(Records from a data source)
----------------------------------------
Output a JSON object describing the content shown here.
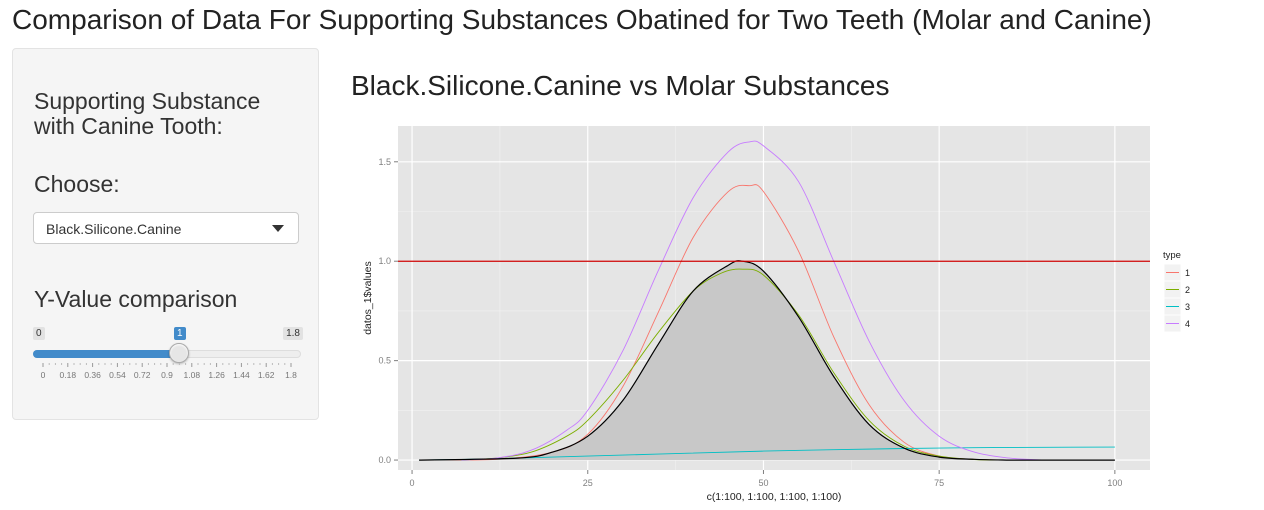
{
  "app": {
    "title": "Comparison of Data For Supporting Substances Obatined for Two Teeth (Molar and Canine)"
  },
  "sidebar": {
    "heading": "Supporting Substance with Canine Tooth:",
    "choose_label": "Choose:",
    "select_value": "Black.Silicone.Canine",
    "slider_label": "Y-Value comparison",
    "slider": {
      "min_label": "0",
      "max_label": "1.8",
      "current_label": "1",
      "min": 0,
      "max": 1.8,
      "value": 1,
      "ticks": [
        "0",
        "0.18",
        "0.36",
        "0.54",
        "0.72",
        "0.9",
        "1.08",
        "1.26",
        "1.44",
        "1.62",
        "1.8"
      ]
    }
  },
  "chart_data": {
    "type": "line",
    "title": "Black.Silicone.Canine vs Molar Substances",
    "xlabel": "c(1:100, 1:100, 1:100, 1:100)",
    "ylabel": "datos_1$values",
    "xlim": [
      -2,
      105
    ],
    "ylim": [
      -0.05,
      1.68
    ],
    "x_ticks": [
      "0",
      "25",
      "50",
      "75",
      "100"
    ],
    "y_ticks": [
      "0.0",
      "0.5",
      "1.0",
      "1.5"
    ],
    "grid": true,
    "legend_title": "type",
    "legend_position": "right",
    "hline": {
      "y": 1.0,
      "color": "#cc0000"
    },
    "series": [
      {
        "name": "1",
        "color": "#F8766D",
        "x": [
          1,
          12,
          20,
          25,
          30,
          35,
          40,
          45,
          48,
          50,
          55,
          60,
          65,
          70,
          75,
          80,
          85
        ],
        "y": [
          0,
          0.004,
          0.04,
          0.13,
          0.37,
          0.74,
          1.12,
          1.35,
          1.38,
          1.35,
          1.05,
          0.62,
          0.28,
          0.09,
          0.02,
          0.004,
          0
        ]
      },
      {
        "name": "2",
        "color": "#7CAE00",
        "x": [
          7,
          12,
          17,
          22,
          25,
          30,
          35,
          40,
          44,
          47,
          50,
          55,
          60,
          65,
          70,
          75,
          80,
          85
        ],
        "y": [
          0,
          0.01,
          0.04,
          0.12,
          0.2,
          0.4,
          0.64,
          0.85,
          0.94,
          0.96,
          0.93,
          0.73,
          0.44,
          0.2,
          0.07,
          0.02,
          0.003,
          0
        ]
      },
      {
        "name": "3",
        "color": "#00BFC4",
        "x": [
          1,
          10,
          20,
          30,
          40,
          50,
          60,
          70,
          80,
          90,
          100
        ],
        "y": [
          0,
          0.005,
          0.015,
          0.025,
          0.035,
          0.045,
          0.052,
          0.058,
          0.062,
          0.064,
          0.065
        ]
      },
      {
        "name": "4",
        "color": "#C77CFF",
        "x": [
          7,
          12,
          17,
          22,
          25,
          30,
          35,
          40,
          45,
          48,
          50,
          55,
          60,
          65,
          70,
          75,
          80,
          85,
          90
        ],
        "y": [
          0,
          0.01,
          0.05,
          0.15,
          0.25,
          0.55,
          0.95,
          1.32,
          1.55,
          1.6,
          1.58,
          1.4,
          1.0,
          0.6,
          0.3,
          0.12,
          0.04,
          0.01,
          0
        ]
      },
      {
        "name": "",
        "color": "#000000",
        "fill": "#c8c8c8",
        "x": [
          1,
          15,
          20,
          25,
          30,
          35,
          40,
          45,
          47,
          50,
          55,
          60,
          65,
          70,
          75,
          80,
          85,
          90,
          100
        ],
        "y": [
          0,
          0.01,
          0.04,
          0.12,
          0.3,
          0.58,
          0.85,
          0.98,
          1.0,
          0.95,
          0.72,
          0.42,
          0.18,
          0.06,
          0.015,
          0.004,
          0,
          0,
          0
        ]
      }
    ]
  }
}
----------------------------------------
* _Task statement_
Each entry must be retyped word for word, with every image omitted.

* _Answer to the task_
Output a JSON object describing the content shown here.
{
  "app": {
    "title": "Comparison of Data For Supporting Substances Obatined for Two Teeth (Molar and Canine)"
  },
  "sidebar": {
    "heading": "Supporting Substance with Canine Tooth:",
    "choose_label": "Choose:",
    "select_value": "Black.Silicone.Canine",
    "slider_label": "Y-Value comparison",
    "slider": {
      "min_label": "0",
      "max_label": "1.8",
      "current_label": "1",
      "min": 0,
      "max": 1.8,
      "value": 1,
      "ticks": [
        "0",
        "0.18",
        "0.36",
        "0.54",
        "0.72",
        "0.9",
        "1.08",
        "1.26",
        "1.44",
        "1.62",
        "1.8"
      ]
    }
  },
  "chart_data": {
    "type": "line",
    "title": "Black.Silicone.Canine vs Molar Substances",
    "xlabel": "c(1:100, 1:100, 1:100, 1:100)",
    "ylabel": "datos_1$values",
    "xlim": [
      -2,
      105
    ],
    "ylim": [
      -0.05,
      1.68
    ],
    "x_ticks": [
      "0",
      "25",
      "50",
      "75",
      "100"
    ],
    "y_ticks": [
      "0.0",
      "0.5",
      "1.0",
      "1.5"
    ],
    "grid": true,
    "legend_title": "type",
    "legend_position": "right",
    "hline": {
      "y": 1.0,
      "color": "#cc0000"
    },
    "series": [
      {
        "name": "1",
        "color": "#F8766D",
        "x": [
          1,
          12,
          20,
          25,
          30,
          35,
          40,
          45,
          48,
          50,
          55,
          60,
          65,
          70,
          75,
          80,
          85
        ],
        "y": [
          0,
          0.004,
          0.04,
          0.13,
          0.37,
          0.74,
          1.12,
          1.35,
          1.38,
          1.35,
          1.05,
          0.62,
          0.28,
          0.09,
          0.02,
          0.004,
          0
        ]
      },
      {
        "name": "2",
        "color": "#7CAE00",
        "x": [
          7,
          12,
          17,
          22,
          25,
          30,
          35,
          40,
          44,
          47,
          50,
          55,
          60,
          65,
          70,
          75,
          80,
          85
        ],
        "y": [
          0,
          0.01,
          0.04,
          0.12,
          0.2,
          0.4,
          0.64,
          0.85,
          0.94,
          0.96,
          0.93,
          0.73,
          0.44,
          0.2,
          0.07,
          0.02,
          0.003,
          0
        ]
      },
      {
        "name": "3",
        "color": "#00BFC4",
        "x": [
          1,
          10,
          20,
          30,
          40,
          50,
          60,
          70,
          80,
          90,
          100
        ],
        "y": [
          0,
          0.005,
          0.015,
          0.025,
          0.035,
          0.045,
          0.052,
          0.058,
          0.062,
          0.064,
          0.065
        ]
      },
      {
        "name": "4",
        "color": "#C77CFF",
        "x": [
          7,
          12,
          17,
          22,
          25,
          30,
          35,
          40,
          45,
          48,
          50,
          55,
          60,
          65,
          70,
          75,
          80,
          85,
          90
        ],
        "y": [
          0,
          0.01,
          0.05,
          0.15,
          0.25,
          0.55,
          0.95,
          1.32,
          1.55,
          1.6,
          1.58,
          1.4,
          1.0,
          0.6,
          0.3,
          0.12,
          0.04,
          0.01,
          0
        ]
      },
      {
        "name": "",
        "color": "#000000",
        "fill": "#c8c8c8",
        "x": [
          1,
          15,
          20,
          25,
          30,
          35,
          40,
          45,
          47,
          50,
          55,
          60,
          65,
          70,
          75,
          80,
          85,
          90,
          100
        ],
        "y": [
          0,
          0.01,
          0.04,
          0.12,
          0.3,
          0.58,
          0.85,
          0.98,
          1.0,
          0.95,
          0.72,
          0.42,
          0.18,
          0.06,
          0.015,
          0.004,
          0,
          0,
          0
        ]
      }
    ]
  }
}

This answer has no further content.